[START]
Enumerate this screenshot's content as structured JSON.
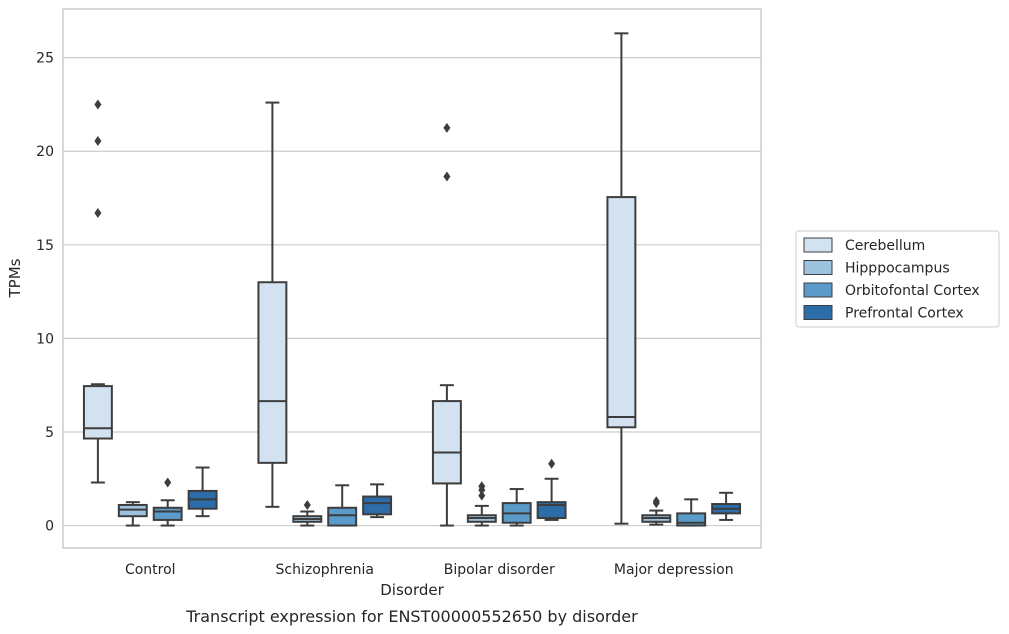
{
  "chart_data": {
    "type": "box",
    "caption": "Transcript expression for ENST00000552650 by disorder",
    "xlabel": "Disorder",
    "ylabel": "TPMs",
    "ylim": [
      -1.2,
      27.6
    ],
    "yticks": [
      0,
      5,
      10,
      15,
      20,
      25
    ],
    "grid": "horizontal",
    "legend_position": "right",
    "categories": [
      "Control",
      "Schizophrenia",
      "Bipolar disorder",
      "Major depression"
    ],
    "series": [
      {
        "name": "Cerebellum",
        "color": "#d3e2f1",
        "boxes": [
          {
            "whislo": 2.3,
            "q1": 4.65,
            "med": 5.2,
            "q3": 7.45,
            "whishi": 7.55,
            "fliers": [
              16.7,
              20.55,
              22.5
            ]
          },
          {
            "whislo": 1.0,
            "q1": 3.35,
            "med": 6.65,
            "q3": 13.0,
            "whishi": 22.6,
            "fliers": []
          },
          {
            "whislo": 0.0,
            "q1": 2.25,
            "med": 3.9,
            "q3": 6.65,
            "whishi": 7.5,
            "fliers": [
              18.65,
              21.25
            ]
          },
          {
            "whislo": 0.1,
            "q1": 5.25,
            "med": 5.8,
            "q3": 17.55,
            "whishi": 26.3,
            "fliers": []
          }
        ]
      },
      {
        "name": "Hipppocampus",
        "color": "#9dc3de",
        "boxes": [
          {
            "whislo": 0.0,
            "q1": 0.5,
            "med": 0.85,
            "q3": 1.1,
            "whishi": 1.25,
            "fliers": []
          },
          {
            "whislo": 0.0,
            "q1": 0.2,
            "med": 0.35,
            "q3": 0.5,
            "whishi": 0.75,
            "fliers": [
              1.1
            ]
          },
          {
            "whislo": 0.0,
            "q1": 0.2,
            "med": 0.4,
            "q3": 0.55,
            "whishi": 1.05,
            "fliers": [
              1.6,
              1.9,
              2.1
            ]
          },
          {
            "whislo": 0.05,
            "q1": 0.2,
            "med": 0.4,
            "q3": 0.55,
            "whishi": 0.8,
            "fliers": [
              1.2,
              1.3
            ]
          }
        ]
      },
      {
        "name": "Orbitofontal Cortex",
        "color": "#5b9bc9",
        "boxes": [
          {
            "whislo": 0.0,
            "q1": 0.3,
            "med": 0.75,
            "q3": 0.95,
            "whishi": 1.35,
            "fliers": [
              2.3
            ]
          },
          {
            "whislo": 0.0,
            "q1": 0.0,
            "med": 0.55,
            "q3": 0.95,
            "whishi": 2.15,
            "fliers": []
          },
          {
            "whislo": 0.0,
            "q1": 0.15,
            "med": 0.65,
            "q3": 1.2,
            "whishi": 1.95,
            "fliers": []
          },
          {
            "whislo": 0.0,
            "q1": 0.0,
            "med": 0.15,
            "q3": 0.65,
            "whishi": 1.4,
            "fliers": []
          }
        ]
      },
      {
        "name": "Prefrontal Cortex",
        "color": "#2b6ca9",
        "boxes": [
          {
            "whislo": 0.5,
            "q1": 0.9,
            "med": 1.4,
            "q3": 1.85,
            "whishi": 3.1,
            "fliers": []
          },
          {
            "whislo": 0.45,
            "q1": 0.6,
            "med": 1.2,
            "q3": 1.55,
            "whishi": 2.2,
            "fliers": []
          },
          {
            "whislo": 0.3,
            "q1": 0.4,
            "med": 1.1,
            "q3": 1.25,
            "whishi": 2.5,
            "fliers": [
              3.3
            ]
          },
          {
            "whislo": 0.3,
            "q1": 0.65,
            "med": 0.9,
            "q3": 1.15,
            "whishi": 1.75,
            "fliers": []
          }
        ]
      }
    ]
  }
}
[END]
— Written request —
Return a copy of every line that includes the word "Cortex".

— Result for this exercise —
        "name": "Orbitofontal Cortex",
        "name": "Prefrontal Cortex",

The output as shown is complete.